## RECORDED INFORMATION
=======
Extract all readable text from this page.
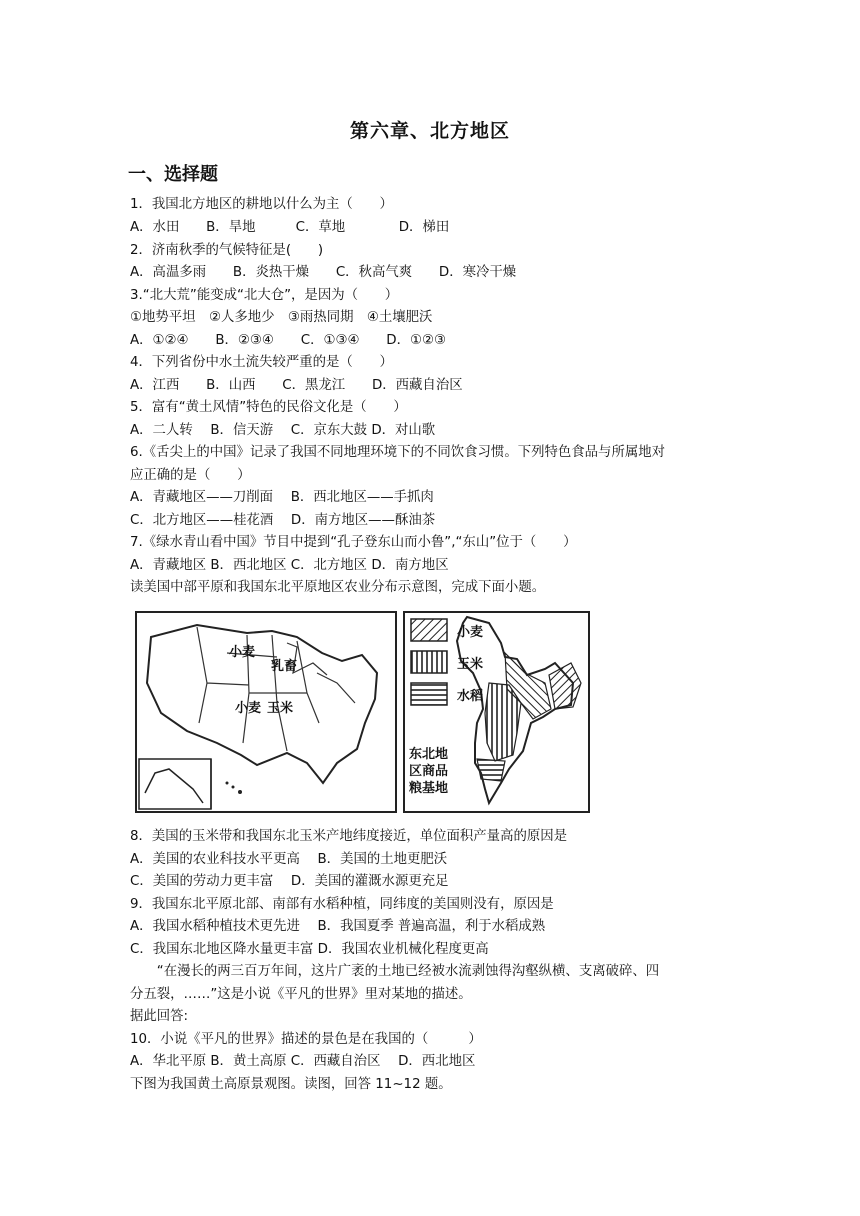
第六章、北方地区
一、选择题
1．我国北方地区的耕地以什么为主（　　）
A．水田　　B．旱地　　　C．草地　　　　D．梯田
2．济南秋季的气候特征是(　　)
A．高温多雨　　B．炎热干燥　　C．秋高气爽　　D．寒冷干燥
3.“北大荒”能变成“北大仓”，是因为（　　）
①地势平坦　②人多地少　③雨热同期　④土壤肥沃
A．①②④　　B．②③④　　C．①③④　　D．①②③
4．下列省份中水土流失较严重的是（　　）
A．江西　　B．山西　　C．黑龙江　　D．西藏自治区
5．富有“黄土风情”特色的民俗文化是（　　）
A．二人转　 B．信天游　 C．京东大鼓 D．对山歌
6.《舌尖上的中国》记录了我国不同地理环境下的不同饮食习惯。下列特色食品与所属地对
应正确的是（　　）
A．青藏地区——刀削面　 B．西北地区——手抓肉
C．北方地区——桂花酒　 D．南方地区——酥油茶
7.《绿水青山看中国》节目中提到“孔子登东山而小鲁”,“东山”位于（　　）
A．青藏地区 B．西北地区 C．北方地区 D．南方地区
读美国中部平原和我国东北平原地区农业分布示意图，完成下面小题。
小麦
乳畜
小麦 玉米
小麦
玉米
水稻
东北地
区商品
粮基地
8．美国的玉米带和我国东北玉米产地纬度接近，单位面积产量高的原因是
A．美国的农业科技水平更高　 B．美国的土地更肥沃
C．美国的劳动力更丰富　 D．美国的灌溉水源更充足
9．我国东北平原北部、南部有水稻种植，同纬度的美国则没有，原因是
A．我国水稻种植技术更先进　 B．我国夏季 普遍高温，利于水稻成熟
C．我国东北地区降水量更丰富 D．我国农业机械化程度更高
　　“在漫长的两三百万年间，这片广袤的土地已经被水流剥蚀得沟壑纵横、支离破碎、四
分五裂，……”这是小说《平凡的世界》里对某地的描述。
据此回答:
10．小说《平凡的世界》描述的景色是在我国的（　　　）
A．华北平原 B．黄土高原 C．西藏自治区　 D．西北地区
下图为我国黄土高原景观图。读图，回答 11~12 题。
=======
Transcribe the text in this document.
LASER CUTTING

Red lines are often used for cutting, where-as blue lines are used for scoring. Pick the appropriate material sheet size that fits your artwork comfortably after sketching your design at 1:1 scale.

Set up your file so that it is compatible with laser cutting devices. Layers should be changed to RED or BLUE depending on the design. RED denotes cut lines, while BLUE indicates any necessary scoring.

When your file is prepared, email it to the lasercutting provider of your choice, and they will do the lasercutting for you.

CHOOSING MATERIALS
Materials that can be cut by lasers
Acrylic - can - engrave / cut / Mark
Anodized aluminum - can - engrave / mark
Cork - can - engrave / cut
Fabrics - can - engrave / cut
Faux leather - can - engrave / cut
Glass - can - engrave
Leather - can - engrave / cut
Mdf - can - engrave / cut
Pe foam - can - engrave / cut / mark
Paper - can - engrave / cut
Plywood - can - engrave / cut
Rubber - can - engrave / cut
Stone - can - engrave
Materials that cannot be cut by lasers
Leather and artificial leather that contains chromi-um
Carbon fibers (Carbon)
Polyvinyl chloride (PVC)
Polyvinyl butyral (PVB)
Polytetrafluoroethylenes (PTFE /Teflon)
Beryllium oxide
=======
## WHAT IS EXPECTED
Go through the material and copy out every line with "text" in it.

## REPLY
Extract all readable text from this page.
Transcribe the text in this document.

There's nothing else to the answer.